- **Set exercise**: Please transcribe the data that follows without the pictures, keeping every word the same.

(Entries taken from a collection)
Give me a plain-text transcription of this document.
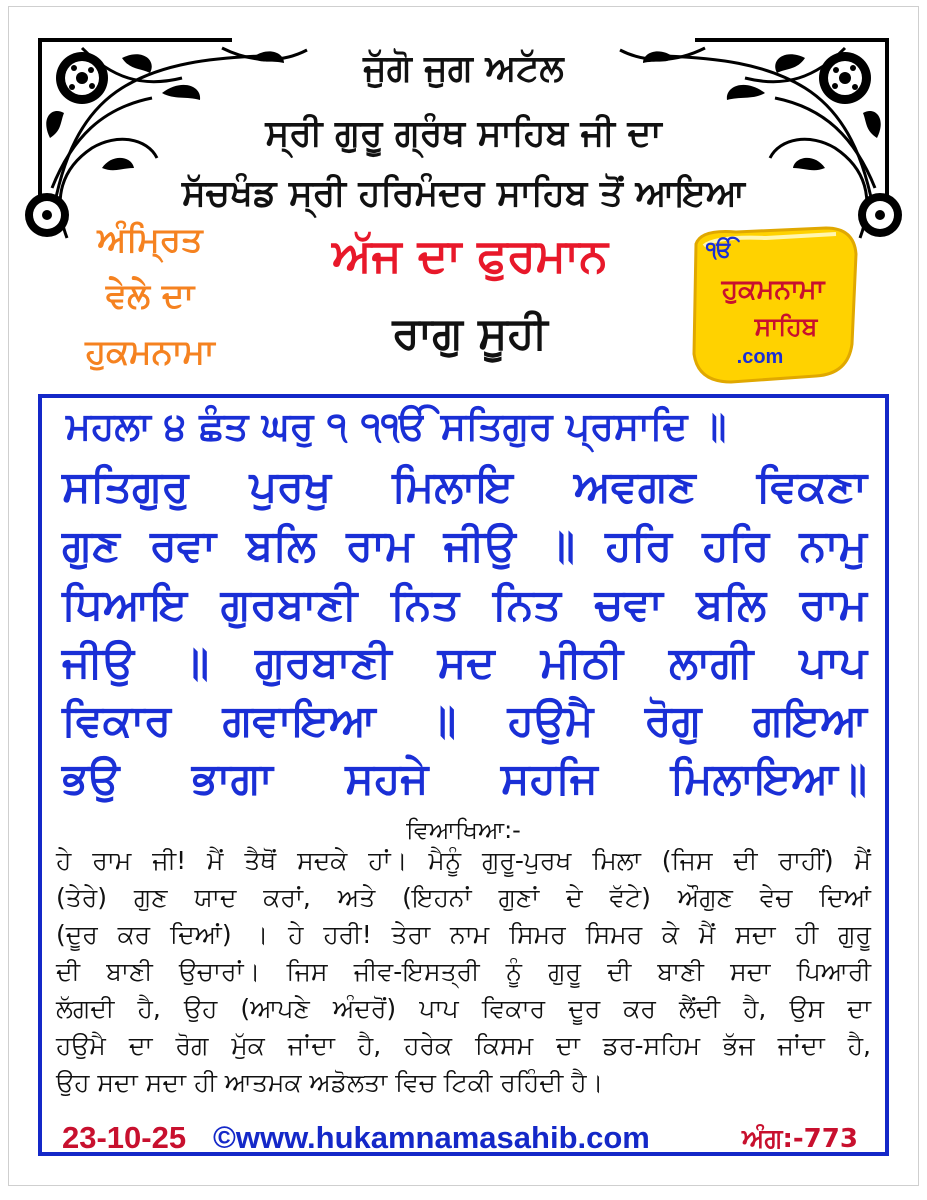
ਜੁੱਗੋ ਜੁਗ ਅਟੱਲ
ਸ੍ਰੀ ਗੁਰੂ ਗ੍ਰੰਥ ਸਾਹਿਬ ਜੀ ਦਾ
ਸੱਚਖੰਡ ਸ੍ਰੀ ਹਰਿਮੰਦਰ ਸਾਹਿਬ ਤੋਂ ਆਇਆ
ਅੰਮ੍ਰਿਤ
ਵੇਲੇ ਦਾ
ਹੁਕਮਨਾਮਾ
ਅੱਜ ਦਾ ਫੁਰਮਾਨ
ਰਾਗੁ ਸੂਹੀ
ੴ
ਹੁਕਮਨਾਮਾ
ਸਾਹਿਬ
.com
ਮਹਲਾ ੪ ਛੰਤ ਘਰੁ ੧ ੧ੴ ਸਤਿਗੁਰ ਪ੍ਰਸਾਦਿ ॥
ਸਤਿਗੁਰੁ ਪੁਰਖੁ ਮਿਲਾਇ ਅਵਗਣ ਵਿਕਣਾ
ਗੁਣ ਰਵਾ ਬਲਿ ਰਾਮ ਜੀਉ ॥ ਹਰਿ ਹਰਿ ਨਾਮੁ
ਧਿਆਇ ਗੁਰਬਾਣੀ ਨਿਤ ਨਿਤ ਚਵਾ ਬਲਿ ਰਾਮ
ਜੀਉ ॥ ਗੁਰਬਾਣੀ ਸਦ ਮੀਠੀ ਲਾਗੀ ਪਾਪ
ਵਿਕਾਰ ਗਵਾਇਆ ॥ ਹਉਮੈ ਰੋਗੁ ਗਇਆ
ਭਉ ਭਾਗਾ ਸਹਜੇ ਸਹਜਿ ਮਿਲਾਇਆ॥
ਵਿਆਖਿਆ:-
ਹੇ ਰਾਮ ਜੀ! ਮੈਂ ਤੈਥੋਂ ਸਦਕੇ ਹਾਂ। ਮੈਨੂੰ ਗੁਰੂ-ਪੁਰਖ ਮਿਲਾ (ਜਿਸ ਦੀ ਰਾਹੀਂ) ਮੈਂ
(ਤੇਰੇ) ਗੁਣ ਯਾਦ ਕਰਾਂ, ਅਤੇ (ਇਹਨਾਂ ਗੁਣਾਂ ਦੇ ਵੱਟੇ) ਔਗੁਣ ਵੇਚ ਦਿਆਂ
(ਦੂਰ ਕਰ ਦਿਆਂ) । ਹੇ ਹਰੀ! ਤੇਰਾ ਨਾਮ ਸਿਮਰ ਸਿਮਰ ਕੇ ਮੈਂ ਸਦਾ ਹੀ ਗੁਰੂ
ਦੀ ਬਾਣੀ ਉਚਾਰਾਂ। ਜਿਸ ਜੀਵ-ਇਸਤ੍ਰੀ ਨੂੰ ਗੁਰੂ ਦੀ ਬਾਣੀ ਸਦਾ ਪਿਆਰੀ
ਲੱਗਦੀ ਹੈ, ਉਹ (ਆਪਣੇ ਅੰਦਰੋਂ) ਪਾਪ ਵਿਕਾਰ ਦੂਰ ਕਰ ਲੈਂਦੀ ਹੈ, ਉਸ ਦਾ
ਹਉਮੈ ਦਾ ਰੋਗ ਮੁੱਕ ਜਾਂਦਾ ਹੈ, ਹਰੇਕ ਕਿਸਮ ਦਾ ਡਰ-ਸਹਿਮ ਭੱਜ ਜਾਂਦਾ ਹੈ,
ਉਹ ਸਦਾ ਸਦਾ ਹੀ ਆਤਮਕ ਅਡੋਲਤਾ ਵਿਚ ਟਿਕੀ ਰਹਿੰਦੀ ਹੈ।
23-10-25 ©www.hukamnamasahib.com	ਅੰਗ:-773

- **Expected answer**:
Give me a plain-text transcription of this document.
ਜੁੱਗੋ ਜੁਗ ਅਟੱਲ
ਸ੍ਰੀ ਗੁਰੂ ਗ੍ਰੰਥ ਸਾਹਿਬ ਜੀ ਦਾ
ਸੱਚਖੰਡ ਸ੍ਰੀ ਹਰਿਮੰਦਰ ਸਾਹਿਬ ਤੋਂ ਆਇਆ
ਅੰਮ੍ਰਿਤ
ਵੇਲੇ ਦਾ
ਹੁਕਮਨਾਮਾ
ਅੱਜ ਦਾ ਫੁਰਮਾਨ
ਰਾਗੁ ਸੂਹੀ
ੴ
ਹੁਕਮਨਾਮਾ
ਸਾਹਿਬ
.com
ਮਹਲਾ ੪ ਛੰਤ ਘਰੁ ੧ ੧ੴ ਸਤਿਗੁਰ ਪ੍ਰਸਾਦਿ ॥
ਸਤਿਗੁਰੁ ਪੁਰਖੁ ਮਿਲਾਇ ਅਵਗਣ ਵਿਕਣਾ
ਗੁਣ ਰਵਾ ਬਲਿ ਰਾਮ ਜੀਉ ॥ ਹਰਿ ਹਰਿ ਨਾਮੁ
ਧਿਆਇ ਗੁਰਬਾਣੀ ਨਿਤ ਨਿਤ ਚਵਾ ਬਲਿ ਰਾਮ
ਜੀਉ ॥ ਗੁਰਬਾਣੀ ਸਦ ਮੀਠੀ ਲਾਗੀ ਪਾਪ
ਵਿਕਾਰ ਗਵਾਇਆ ॥ ਹਉਮੈ ਰੋਗੁ ਗਇਆ
ਭਉ ਭਾਗਾ ਸਹਜੇ ਸਹਜਿ ਮਿਲਾਇਆ॥
ਵਿਆਖਿਆ:-
ਹੇ ਰਾਮ ਜੀ! ਮੈਂ ਤੈਥੋਂ ਸਦਕੇ ਹਾਂ। ਮੈਨੂੰ ਗੁਰੂ-ਪੁਰਖ ਮਿਲਾ (ਜਿਸ ਦੀ ਰਾਹੀਂ) ਮੈਂ
(ਤੇਰੇ) ਗੁਣ ਯਾਦ ਕਰਾਂ, ਅਤੇ (ਇਹਨਾਂ ਗੁਣਾਂ ਦੇ ਵੱਟੇ) ਔਗੁਣ ਵੇਚ ਦਿਆਂ
(ਦੂਰ ਕਰ ਦਿਆਂ) । ਹੇ ਹਰੀ! ਤੇਰਾ ਨਾਮ ਸਿਮਰ ਸਿਮਰ ਕੇ ਮੈਂ ਸਦਾ ਹੀ ਗੁਰੂ
ਦੀ ਬਾਣੀ ਉਚਾਰਾਂ। ਜਿਸ ਜੀਵ-ਇਸਤ੍ਰੀ ਨੂੰ ਗੁਰੂ ਦੀ ਬਾਣੀ ਸਦਾ ਪਿਆਰੀ
ਲੱਗਦੀ ਹੈ, ਉਹ (ਆਪਣੇ ਅੰਦਰੋਂ) ਪਾਪ ਵਿਕਾਰ ਦੂਰ ਕਰ ਲੈਂਦੀ ਹੈ, ਉਸ ਦਾ
ਹਉਮੈ ਦਾ ਰੋਗ ਮੁੱਕ ਜਾਂਦਾ ਹੈ, ਹਰੇਕ ਕਿਸਮ ਦਾ ਡਰ-ਸਹਿਮ ਭੱਜ ਜਾਂਦਾ ਹੈ,
ਉਹ ਸਦਾ ਸਦਾ ਹੀ ਆਤਮਕ ਅਡੋਲਤਾ ਵਿਚ ਟਿਕੀ ਰਹਿੰਦੀ ਹੈ।
23-10-25 ©www.hukamnamasahib.com	ਅੰਗ:-773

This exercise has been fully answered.